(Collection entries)
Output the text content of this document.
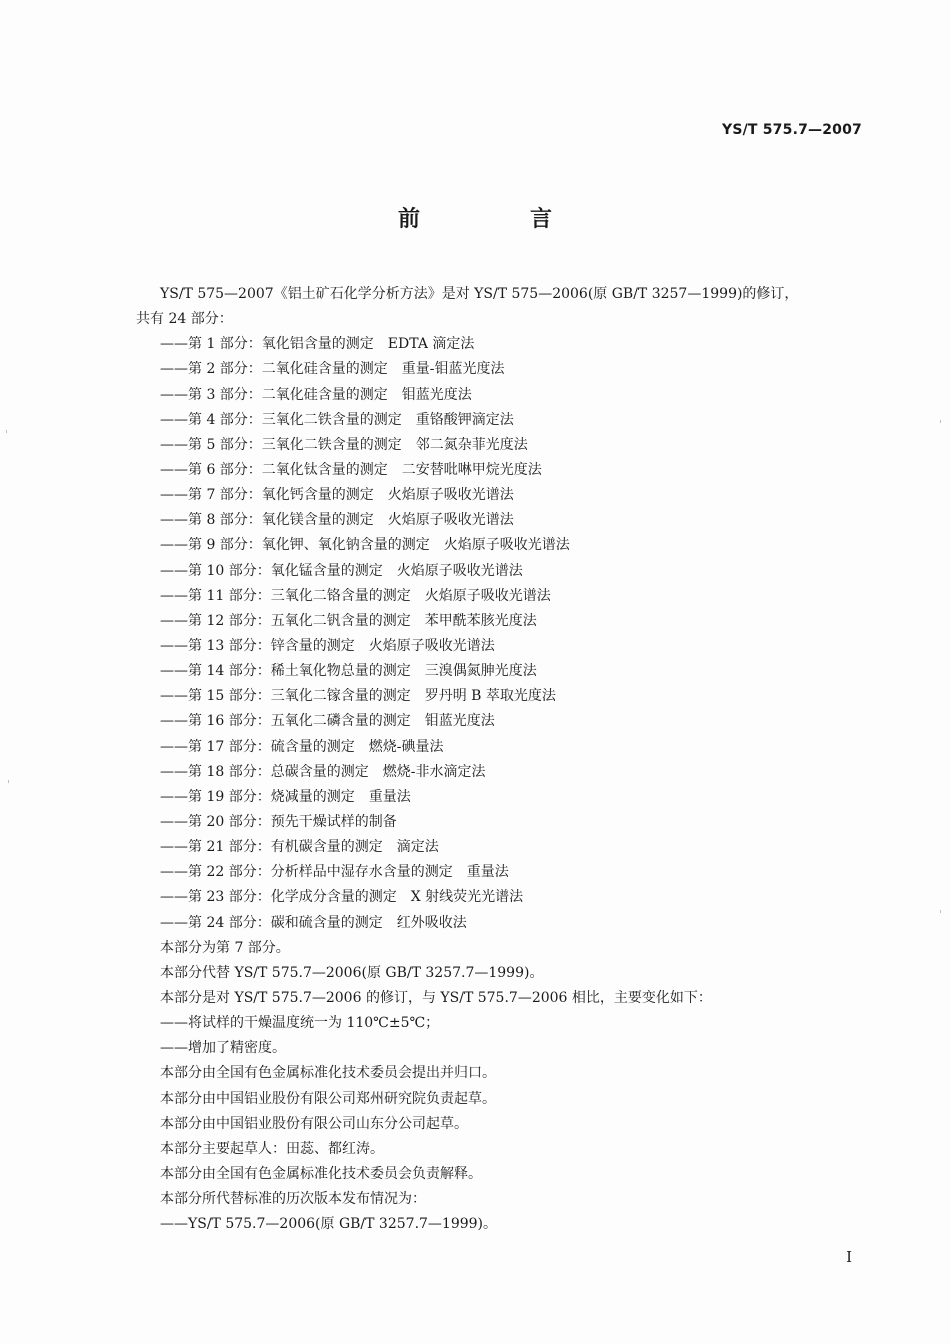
YS/T 575.7—2007
前　言
YS/T 575—2007《铝土矿石化学分析方法》是对 YS/T 575—2006(原 GB/T 3257—1999)的修订，
共有 24 部分：
——第 1 部分：氧化铝含量的测定　EDTA 滴定法
——第 2 部分：二氧化硅含量的测定　重量-钼蓝光度法
——第 3 部分：二氧化硅含量的测定　钼蓝光度法
——第 4 部分：三氧化二铁含量的测定　重铬酸钾滴定法
——第 5 部分：三氧化二铁含量的测定　邻二氮杂菲光度法
——第 6 部分：二氧化钛含量的测定　二安替吡啉甲烷光度法
——第 7 部分：氧化钙含量的测定　火焰原子吸收光谱法
——第 8 部分：氧化镁含量的测定　火焰原子吸收光谱法
——第 9 部分：氧化钾、氧化钠含量的测定　火焰原子吸收光谱法
——第 10 部分：氧化锰含量的测定　火焰原子吸收光谱法
——第 11 部分：三氧化二铬含量的测定　火焰原子吸收光谱法
——第 12 部分：五氧化二钒含量的测定　苯甲酰苯胲光度法
——第 13 部分：锌含量的测定　火焰原子吸收光谱法
——第 14 部分：稀土氧化物总量的测定　三溴偶氮胂光度法
——第 15 部分：三氧化二镓含量的测定　罗丹明 B 萃取光度法
——第 16 部分：五氧化二磷含量的测定　钼蓝光度法
——第 17 部分：硫含量的测定　燃烧-碘量法
——第 18 部分：总碳含量的测定　燃烧-非水滴定法
——第 19 部分：烧减量的测定　重量法
——第 20 部分：预先干燥试样的制备
——第 21 部分：有机碳含量的测定　滴定法
——第 22 部分：分析样品中湿存水含量的测定　重量法
——第 23 部分：化学成分含量的测定　X 射线荧光光谱法
——第 24 部分：碳和硫含量的测定　红外吸收法
本部分为第 7 部分。
本部分代替 YS/T 575.7—2006(原 GB/T 3257.7—1999)。
本部分是对 YS/T 575.7—2006 的修订，与 YS/T 575.7—2006 相比，主要变化如下：
——将试样的干燥温度统一为 110℃±5℃；
——增加了精密度。
本部分由全国有色金属标准化技术委员会提出并归口。
本部分由中国铝业股份有限公司郑州研究院负责起草。
本部分由中国铝业股份有限公司山东分公司起草。
本部分主要起草人：田蕊、都红涛。
本部分由全国有色金属标准化技术委员会负责解释。
本部分所代替标准的历次版本发布情况为：
——YS/T 575.7—2006(原 GB/T 3257.7—1999)。
I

EXERCISE DETAILS:
Exclude the pictures, and transcribe all of the material exactly.

EXERCISE ANSWER:
Output the text content of this document.
YS/T 575.7—2007
前　言
YS/T 575—2007《铝土矿石化学分析方法》是对 YS/T 575—2006(原 GB/T 3257—1999)的修订，
共有 24 部分：
——第 1 部分：氧化铝含量的测定　EDTA 滴定法
——第 2 部分：二氧化硅含量的测定　重量-钼蓝光度法
——第 3 部分：二氧化硅含量的测定　钼蓝光度法
——第 4 部分：三氧化二铁含量的测定　重铬酸钾滴定法
——第 5 部分：三氧化二铁含量的测定　邻二氮杂菲光度法
——第 6 部分：二氧化钛含量的测定　二安替吡啉甲烷光度法
——第 7 部分：氧化钙含量的测定　火焰原子吸收光谱法
——第 8 部分：氧化镁含量的测定　火焰原子吸收光谱法
——第 9 部分：氧化钾、氧化钠含量的测定　火焰原子吸收光谱法
——第 10 部分：氧化锰含量的测定　火焰原子吸收光谱法
——第 11 部分：三氧化二铬含量的测定　火焰原子吸收光谱法
——第 12 部分：五氧化二钒含量的测定　苯甲酰苯胲光度法
——第 13 部分：锌含量的测定　火焰原子吸收光谱法
——第 14 部分：稀土氧化物总量的测定　三溴偶氮胂光度法
——第 15 部分：三氧化二镓含量的测定　罗丹明 B 萃取光度法
——第 16 部分：五氧化二磷含量的测定　钼蓝光度法
——第 17 部分：硫含量的测定　燃烧-碘量法
——第 18 部分：总碳含量的测定　燃烧-非水滴定法
——第 19 部分：烧减量的测定　重量法
——第 20 部分：预先干燥试样的制备
——第 21 部分：有机碳含量的测定　滴定法
——第 22 部分：分析样品中湿存水含量的测定　重量法
——第 23 部分：化学成分含量的测定　X 射线荧光光谱法
——第 24 部分：碳和硫含量的测定　红外吸收法
本部分为第 7 部分。
本部分代替 YS/T 575.7—2006(原 GB/T 3257.7—1999)。
本部分是对 YS/T 575.7—2006 的修订，与 YS/T 575.7—2006 相比，主要变化如下：
——将试样的干燥温度统一为 110℃±5℃；
——增加了精密度。
本部分由全国有色金属标准化技术委员会提出并归口。
本部分由中国铝业股份有限公司郑州研究院负责起草。
本部分由中国铝业股份有限公司山东分公司起草。
本部分主要起草人：田蕊、都红涛。
本部分由全国有色金属标准化技术委员会负责解释。
本部分所代替标准的历次版本发布情况为：
——YS/T 575.7—2006(原 GB/T 3257.7—1999)。
I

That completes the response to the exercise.